Material for the task ::

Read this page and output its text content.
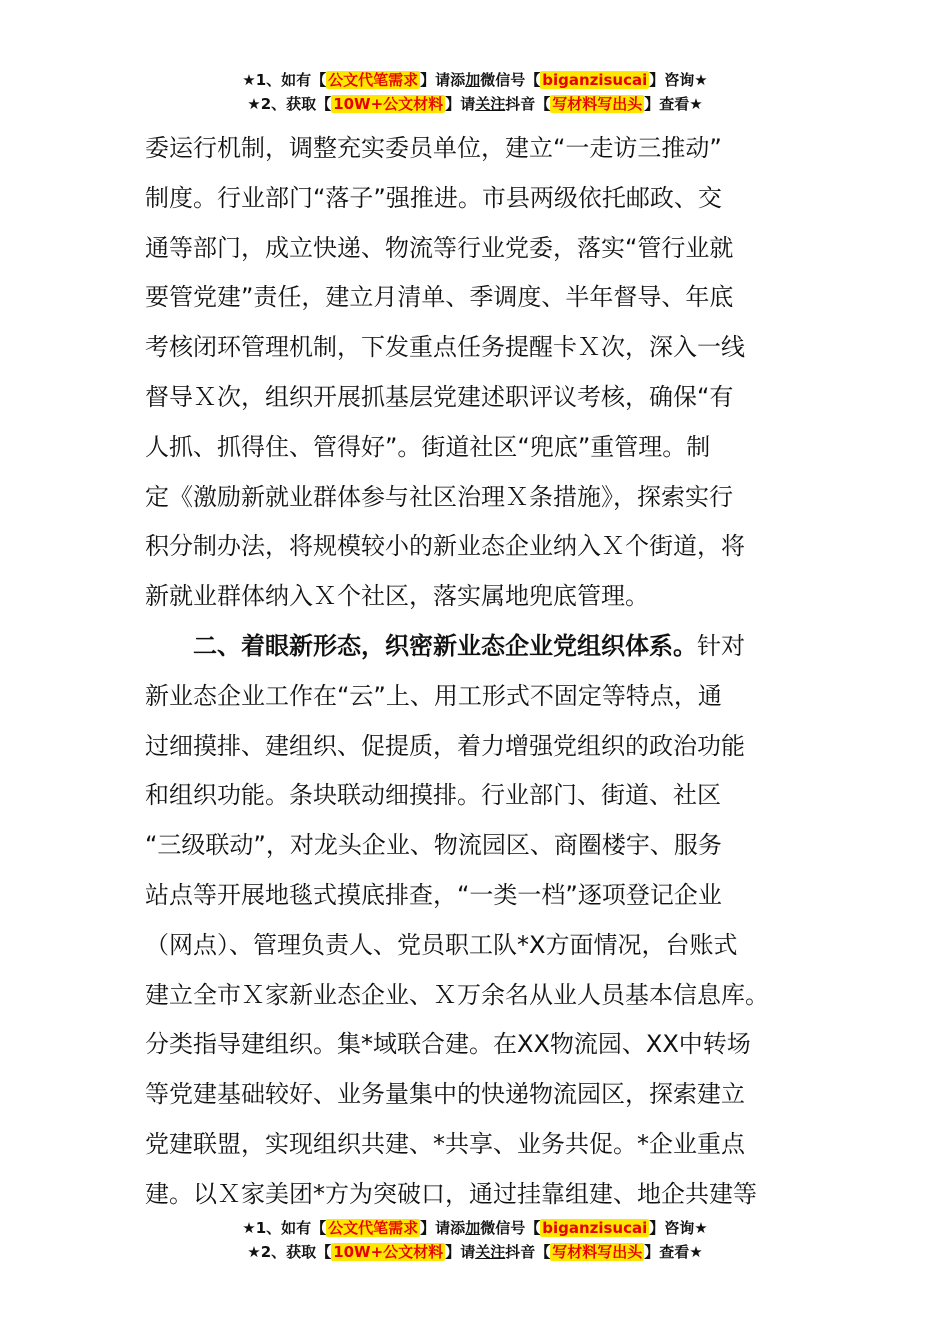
★1、如有【 公文代笔需求 】请添加微信号【 biganzisucai 】咨询★
★2、获取【 10W+公文材料 】请关注抖音【 写材料写出头 】查看★
委运行机制，调整充实委员单位，建立“一走访三推动”
制度。行业部门“落子”强推进。市县两级依托邮政、交
通等部门，成立快递、物流等行业党委，落实“管行业就
要管党建”责任，建立月清单、季调度、半年督导、年底
考核闭环管理机制，下发重点任务提醒卡Ｘ次，深入一线
督导Ｘ次，组织开展抓基层党建述职评议考核，确保“有
人抓、抓得住、管得好”。街道社区“兜底”重管理。制
定《激励新就业群体参与社区治理Ｘ条措施》，探索实行
积分制办法，将规模较小的新业态企业纳入Ｘ个街道，将
新就业群体纳入Ｘ个社区，落实属地兜底管理。
二、着眼新形态，织密新业态企业党组织体系。针对
新业态企业工作在“云”上、用工形式不固定等特点，通
过细摸排、建组织、促提质，着力增强党组织的政治功能
和组织功能。条块联动细摸排。行业部门、街道、社区
“三级联动”，对龙头企业、物流园区、商圈楼宇、服务
站点等开展地毯式摸底排查，“一类一档”逐项登记企业
（网点）、管理负责人、党员职工队*X方面情况，台账式
建立全市Ｘ家新业态企业、Ｘ万余名从业人员基本信息库。
分类指导建组织。集*域联合建。在XX物流园、XX中转场
等党建基础较好、业务量集中的快递物流园区，探索建立
党建联盟，实现组织共建、*共享、业务共促。*企业重点
建。以Ｘ家美团*方为突破口，通过挂靠组建、地企共建等
★1、如有【 公文代笔需求 】请添加微信号【 biganzisucai 】咨询★
★2、获取【 10W+公文材料 】请关注抖音【 写材料写出头 】查看★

Work to do :: Write out every line above exactly as it is, leaving out the pictures.

Complete response ::
Read this page and output its text content.
★1、如有【 公文代笔需求 】请添加微信号【 biganzisucai 】咨询★
★2、获取【 10W+公文材料 】请关注抖音【 写材料写出头 】查看★
委运行机制，调整充实委员单位，建立“一走访三推动”
制度。行业部门“落子”强推进。市县两级依托邮政、交
通等部门，成立快递、物流等行业党委，落实“管行业就
要管党建”责任，建立月清单、季调度、半年督导、年底
考核闭环管理机制，下发重点任务提醒卡Ｘ次，深入一线
督导Ｘ次，组织开展抓基层党建述职评议考核，确保“有
人抓、抓得住、管得好”。街道社区“兜底”重管理。制
定《激励新就业群体参与社区治理Ｘ条措施》，探索实行
积分制办法，将规模较小的新业态企业纳入Ｘ个街道，将
新就业群体纳入Ｘ个社区，落实属地兜底管理。
二、着眼新形态，织密新业态企业党组织体系。针对
新业态企业工作在“云”上、用工形式不固定等特点，通
过细摸排、建组织、促提质，着力增强党组织的政治功能
和组织功能。条块联动细摸排。行业部门、街道、社区
“三级联动”，对龙头企业、物流园区、商圈楼宇、服务
站点等开展地毯式摸底排查，“一类一档”逐项登记企业
（网点）、管理负责人、党员职工队*X方面情况，台账式
建立全市Ｘ家新业态企业、Ｘ万余名从业人员基本信息库。
分类指导建组织。集*域联合建。在XX物流园、XX中转场
等党建基础较好、业务量集中的快递物流园区，探索建立
党建联盟，实现组织共建、*共享、业务共促。*企业重点
建。以Ｘ家美团*方为突破口，通过挂靠组建、地企共建等
★1、如有【 公文代笔需求 】请添加微信号【 biganzisucai 】咨询★
★2、获取【 10W+公文材料 】请关注抖音【 写材料写出头 】查看★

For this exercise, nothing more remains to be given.